Say how many lines contain "Democracy"; the answer is the number alone.

[Begin]

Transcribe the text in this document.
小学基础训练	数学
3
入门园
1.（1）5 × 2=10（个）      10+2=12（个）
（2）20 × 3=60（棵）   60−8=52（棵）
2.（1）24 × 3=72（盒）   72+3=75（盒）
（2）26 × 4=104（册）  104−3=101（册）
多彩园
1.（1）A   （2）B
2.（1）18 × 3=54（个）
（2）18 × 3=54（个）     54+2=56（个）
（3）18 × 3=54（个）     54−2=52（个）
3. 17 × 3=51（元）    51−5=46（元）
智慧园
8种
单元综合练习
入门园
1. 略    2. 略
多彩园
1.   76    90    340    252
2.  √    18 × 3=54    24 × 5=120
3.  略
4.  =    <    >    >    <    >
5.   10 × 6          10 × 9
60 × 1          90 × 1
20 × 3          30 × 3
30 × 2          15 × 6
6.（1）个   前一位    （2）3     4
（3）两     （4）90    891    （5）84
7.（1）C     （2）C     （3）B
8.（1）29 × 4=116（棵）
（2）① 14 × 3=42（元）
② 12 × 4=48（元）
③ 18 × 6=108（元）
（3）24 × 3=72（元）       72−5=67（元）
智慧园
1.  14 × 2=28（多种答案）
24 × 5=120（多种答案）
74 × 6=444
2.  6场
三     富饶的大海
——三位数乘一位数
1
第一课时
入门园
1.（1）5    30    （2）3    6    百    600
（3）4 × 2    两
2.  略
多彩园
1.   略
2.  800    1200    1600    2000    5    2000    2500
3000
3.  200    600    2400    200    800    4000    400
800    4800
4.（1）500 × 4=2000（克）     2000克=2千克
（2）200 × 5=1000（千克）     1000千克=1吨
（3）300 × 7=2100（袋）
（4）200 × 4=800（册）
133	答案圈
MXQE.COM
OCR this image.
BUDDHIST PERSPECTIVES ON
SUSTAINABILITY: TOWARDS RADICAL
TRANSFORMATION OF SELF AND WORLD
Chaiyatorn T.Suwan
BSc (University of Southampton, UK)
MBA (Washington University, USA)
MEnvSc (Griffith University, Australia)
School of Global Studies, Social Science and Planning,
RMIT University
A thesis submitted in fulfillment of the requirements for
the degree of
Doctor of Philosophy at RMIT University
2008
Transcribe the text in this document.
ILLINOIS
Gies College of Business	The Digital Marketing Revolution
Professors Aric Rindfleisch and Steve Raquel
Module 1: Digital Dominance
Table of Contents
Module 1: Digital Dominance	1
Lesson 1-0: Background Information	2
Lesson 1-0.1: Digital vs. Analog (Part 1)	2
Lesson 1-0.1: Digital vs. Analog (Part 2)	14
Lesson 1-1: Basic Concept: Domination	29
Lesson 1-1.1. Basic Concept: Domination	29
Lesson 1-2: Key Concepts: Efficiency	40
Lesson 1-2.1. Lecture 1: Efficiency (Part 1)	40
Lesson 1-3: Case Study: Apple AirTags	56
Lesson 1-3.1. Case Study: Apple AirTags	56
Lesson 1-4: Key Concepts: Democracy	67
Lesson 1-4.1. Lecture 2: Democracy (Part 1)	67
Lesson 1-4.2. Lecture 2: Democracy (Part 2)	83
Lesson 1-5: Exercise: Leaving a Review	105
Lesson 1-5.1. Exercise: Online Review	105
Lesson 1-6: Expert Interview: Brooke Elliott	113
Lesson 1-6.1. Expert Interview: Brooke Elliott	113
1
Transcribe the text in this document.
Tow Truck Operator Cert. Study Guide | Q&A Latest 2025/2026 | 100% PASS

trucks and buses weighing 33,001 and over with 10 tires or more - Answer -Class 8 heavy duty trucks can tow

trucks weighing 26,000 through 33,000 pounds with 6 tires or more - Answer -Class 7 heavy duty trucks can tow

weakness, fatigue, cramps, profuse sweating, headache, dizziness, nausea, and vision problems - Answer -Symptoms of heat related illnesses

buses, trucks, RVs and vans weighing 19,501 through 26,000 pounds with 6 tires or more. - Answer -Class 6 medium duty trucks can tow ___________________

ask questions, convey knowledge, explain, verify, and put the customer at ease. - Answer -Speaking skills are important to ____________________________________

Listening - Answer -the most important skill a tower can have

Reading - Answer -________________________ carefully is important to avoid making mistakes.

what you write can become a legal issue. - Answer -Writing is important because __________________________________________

[End]

● **SOLUTION FOR THIS TASK**
3